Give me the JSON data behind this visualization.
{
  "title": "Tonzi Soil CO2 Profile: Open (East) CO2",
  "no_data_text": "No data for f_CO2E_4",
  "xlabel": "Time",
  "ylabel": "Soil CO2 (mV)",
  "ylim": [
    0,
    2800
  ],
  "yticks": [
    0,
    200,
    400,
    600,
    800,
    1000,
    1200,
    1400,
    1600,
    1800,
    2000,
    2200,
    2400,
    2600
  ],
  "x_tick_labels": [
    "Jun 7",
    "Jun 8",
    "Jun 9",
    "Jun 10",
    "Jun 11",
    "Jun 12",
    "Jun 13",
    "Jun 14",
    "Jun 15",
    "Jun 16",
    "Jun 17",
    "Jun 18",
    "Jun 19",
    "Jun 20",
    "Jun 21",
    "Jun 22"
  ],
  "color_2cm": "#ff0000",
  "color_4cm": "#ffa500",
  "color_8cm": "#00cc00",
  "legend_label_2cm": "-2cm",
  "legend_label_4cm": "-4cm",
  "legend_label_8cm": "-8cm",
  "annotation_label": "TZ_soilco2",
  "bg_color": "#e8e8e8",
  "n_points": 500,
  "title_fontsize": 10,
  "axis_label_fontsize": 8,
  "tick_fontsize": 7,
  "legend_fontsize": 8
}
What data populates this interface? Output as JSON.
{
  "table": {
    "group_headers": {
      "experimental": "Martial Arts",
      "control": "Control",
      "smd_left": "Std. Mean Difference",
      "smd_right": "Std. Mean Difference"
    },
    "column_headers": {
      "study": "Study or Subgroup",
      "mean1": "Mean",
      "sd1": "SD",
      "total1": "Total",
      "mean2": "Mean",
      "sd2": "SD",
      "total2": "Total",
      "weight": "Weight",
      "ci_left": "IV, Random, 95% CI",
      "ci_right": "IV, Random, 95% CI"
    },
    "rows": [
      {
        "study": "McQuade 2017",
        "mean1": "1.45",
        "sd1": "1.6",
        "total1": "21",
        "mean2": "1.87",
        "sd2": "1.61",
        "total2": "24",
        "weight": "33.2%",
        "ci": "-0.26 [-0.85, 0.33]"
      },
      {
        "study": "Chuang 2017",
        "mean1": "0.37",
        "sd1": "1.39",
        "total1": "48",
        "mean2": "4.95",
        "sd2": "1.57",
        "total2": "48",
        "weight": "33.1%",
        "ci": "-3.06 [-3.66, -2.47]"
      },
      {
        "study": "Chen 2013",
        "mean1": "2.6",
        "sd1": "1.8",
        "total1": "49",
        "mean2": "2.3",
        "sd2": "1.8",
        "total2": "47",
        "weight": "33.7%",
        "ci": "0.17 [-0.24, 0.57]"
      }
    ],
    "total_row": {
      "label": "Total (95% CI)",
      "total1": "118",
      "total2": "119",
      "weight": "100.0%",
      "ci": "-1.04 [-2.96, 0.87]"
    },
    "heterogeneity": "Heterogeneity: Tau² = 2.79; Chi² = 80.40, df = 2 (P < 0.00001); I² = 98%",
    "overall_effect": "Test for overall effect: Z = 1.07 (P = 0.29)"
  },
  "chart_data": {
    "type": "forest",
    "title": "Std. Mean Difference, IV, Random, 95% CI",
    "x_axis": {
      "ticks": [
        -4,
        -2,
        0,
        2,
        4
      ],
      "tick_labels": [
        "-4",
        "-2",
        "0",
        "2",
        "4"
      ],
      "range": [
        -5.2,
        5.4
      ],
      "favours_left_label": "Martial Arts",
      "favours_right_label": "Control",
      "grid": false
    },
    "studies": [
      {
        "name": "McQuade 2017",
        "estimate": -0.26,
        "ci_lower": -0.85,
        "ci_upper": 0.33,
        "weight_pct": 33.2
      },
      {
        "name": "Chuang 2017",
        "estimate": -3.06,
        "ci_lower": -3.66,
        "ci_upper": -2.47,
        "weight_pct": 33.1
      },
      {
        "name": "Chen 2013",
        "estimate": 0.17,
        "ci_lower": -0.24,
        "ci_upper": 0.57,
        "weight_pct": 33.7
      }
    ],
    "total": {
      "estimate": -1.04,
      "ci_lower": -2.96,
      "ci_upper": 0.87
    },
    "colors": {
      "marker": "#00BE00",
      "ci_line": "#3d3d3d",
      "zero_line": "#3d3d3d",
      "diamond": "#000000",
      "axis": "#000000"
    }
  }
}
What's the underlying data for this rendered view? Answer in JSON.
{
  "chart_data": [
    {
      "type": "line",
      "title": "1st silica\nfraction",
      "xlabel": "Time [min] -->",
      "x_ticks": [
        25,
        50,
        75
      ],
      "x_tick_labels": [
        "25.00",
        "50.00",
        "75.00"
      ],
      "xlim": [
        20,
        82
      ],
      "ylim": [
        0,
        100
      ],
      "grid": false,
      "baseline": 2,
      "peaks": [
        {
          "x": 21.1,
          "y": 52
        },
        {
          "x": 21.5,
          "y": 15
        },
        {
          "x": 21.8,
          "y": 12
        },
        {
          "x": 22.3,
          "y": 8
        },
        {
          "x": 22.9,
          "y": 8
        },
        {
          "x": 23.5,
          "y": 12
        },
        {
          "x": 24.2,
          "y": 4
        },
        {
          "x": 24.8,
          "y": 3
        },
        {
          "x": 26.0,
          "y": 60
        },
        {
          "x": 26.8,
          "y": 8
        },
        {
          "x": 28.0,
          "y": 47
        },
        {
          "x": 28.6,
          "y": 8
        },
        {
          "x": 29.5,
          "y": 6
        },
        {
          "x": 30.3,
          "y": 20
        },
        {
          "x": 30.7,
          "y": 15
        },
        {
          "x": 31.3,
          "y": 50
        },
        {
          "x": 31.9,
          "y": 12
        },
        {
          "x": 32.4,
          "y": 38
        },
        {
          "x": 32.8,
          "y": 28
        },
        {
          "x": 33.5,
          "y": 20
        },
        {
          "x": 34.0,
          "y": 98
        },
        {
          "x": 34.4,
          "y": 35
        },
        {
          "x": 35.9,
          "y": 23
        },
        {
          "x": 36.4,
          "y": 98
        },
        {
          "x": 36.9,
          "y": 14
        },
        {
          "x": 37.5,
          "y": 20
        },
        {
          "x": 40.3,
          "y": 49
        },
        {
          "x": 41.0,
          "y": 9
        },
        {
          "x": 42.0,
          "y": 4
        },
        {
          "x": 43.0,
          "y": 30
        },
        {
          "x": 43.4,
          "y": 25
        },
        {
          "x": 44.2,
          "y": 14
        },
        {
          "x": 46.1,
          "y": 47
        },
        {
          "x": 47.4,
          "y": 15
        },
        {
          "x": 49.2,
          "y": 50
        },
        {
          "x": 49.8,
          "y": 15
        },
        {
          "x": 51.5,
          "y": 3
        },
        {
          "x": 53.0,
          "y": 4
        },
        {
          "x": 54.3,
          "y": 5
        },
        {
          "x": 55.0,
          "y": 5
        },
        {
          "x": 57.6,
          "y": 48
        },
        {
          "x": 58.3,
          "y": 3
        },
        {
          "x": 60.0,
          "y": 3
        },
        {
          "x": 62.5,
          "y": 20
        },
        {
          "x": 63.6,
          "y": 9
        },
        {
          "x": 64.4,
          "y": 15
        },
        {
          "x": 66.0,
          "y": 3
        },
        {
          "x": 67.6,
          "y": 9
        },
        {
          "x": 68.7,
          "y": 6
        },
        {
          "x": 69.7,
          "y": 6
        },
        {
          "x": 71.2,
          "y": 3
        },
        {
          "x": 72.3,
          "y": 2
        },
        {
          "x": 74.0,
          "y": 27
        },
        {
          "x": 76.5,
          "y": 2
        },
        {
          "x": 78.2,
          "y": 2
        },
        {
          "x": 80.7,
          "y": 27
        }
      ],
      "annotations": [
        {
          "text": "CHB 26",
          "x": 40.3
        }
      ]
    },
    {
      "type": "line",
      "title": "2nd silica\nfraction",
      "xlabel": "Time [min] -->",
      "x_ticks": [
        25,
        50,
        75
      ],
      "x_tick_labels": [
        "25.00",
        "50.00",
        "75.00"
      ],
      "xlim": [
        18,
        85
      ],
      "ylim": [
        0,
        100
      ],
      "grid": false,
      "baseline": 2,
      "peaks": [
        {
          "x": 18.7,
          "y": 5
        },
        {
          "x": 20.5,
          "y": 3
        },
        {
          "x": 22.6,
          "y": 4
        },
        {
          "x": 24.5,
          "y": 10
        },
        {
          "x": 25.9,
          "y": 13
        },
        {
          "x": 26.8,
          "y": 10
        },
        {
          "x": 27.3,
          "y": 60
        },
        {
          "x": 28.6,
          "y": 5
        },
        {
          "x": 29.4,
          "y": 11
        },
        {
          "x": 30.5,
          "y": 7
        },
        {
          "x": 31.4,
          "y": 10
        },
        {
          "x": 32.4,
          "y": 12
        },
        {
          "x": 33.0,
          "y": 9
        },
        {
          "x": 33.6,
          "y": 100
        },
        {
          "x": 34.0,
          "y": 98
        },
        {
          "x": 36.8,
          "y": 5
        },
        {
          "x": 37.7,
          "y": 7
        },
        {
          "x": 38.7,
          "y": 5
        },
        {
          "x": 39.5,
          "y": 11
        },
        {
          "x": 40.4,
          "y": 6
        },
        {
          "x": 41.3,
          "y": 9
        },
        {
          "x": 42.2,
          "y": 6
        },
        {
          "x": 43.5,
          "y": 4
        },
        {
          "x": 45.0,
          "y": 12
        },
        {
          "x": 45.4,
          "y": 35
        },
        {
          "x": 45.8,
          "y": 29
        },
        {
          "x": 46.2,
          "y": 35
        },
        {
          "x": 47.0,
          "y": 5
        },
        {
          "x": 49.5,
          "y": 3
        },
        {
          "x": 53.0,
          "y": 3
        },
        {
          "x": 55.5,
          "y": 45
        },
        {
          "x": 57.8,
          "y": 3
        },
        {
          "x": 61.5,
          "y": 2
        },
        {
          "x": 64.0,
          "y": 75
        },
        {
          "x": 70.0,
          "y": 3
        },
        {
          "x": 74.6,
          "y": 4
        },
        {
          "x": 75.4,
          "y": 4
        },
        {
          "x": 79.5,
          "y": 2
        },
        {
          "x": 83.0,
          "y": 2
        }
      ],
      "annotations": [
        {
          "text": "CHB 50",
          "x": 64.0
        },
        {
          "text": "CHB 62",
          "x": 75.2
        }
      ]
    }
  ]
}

☆ ☆ ☆ ☆

■ INSTRUCTIONS TO FOLLOW: Tally up the lines in the preceding listing that contain the string "nfraction". Respond with the number and nothing else.

■ FULL ANSWER: 2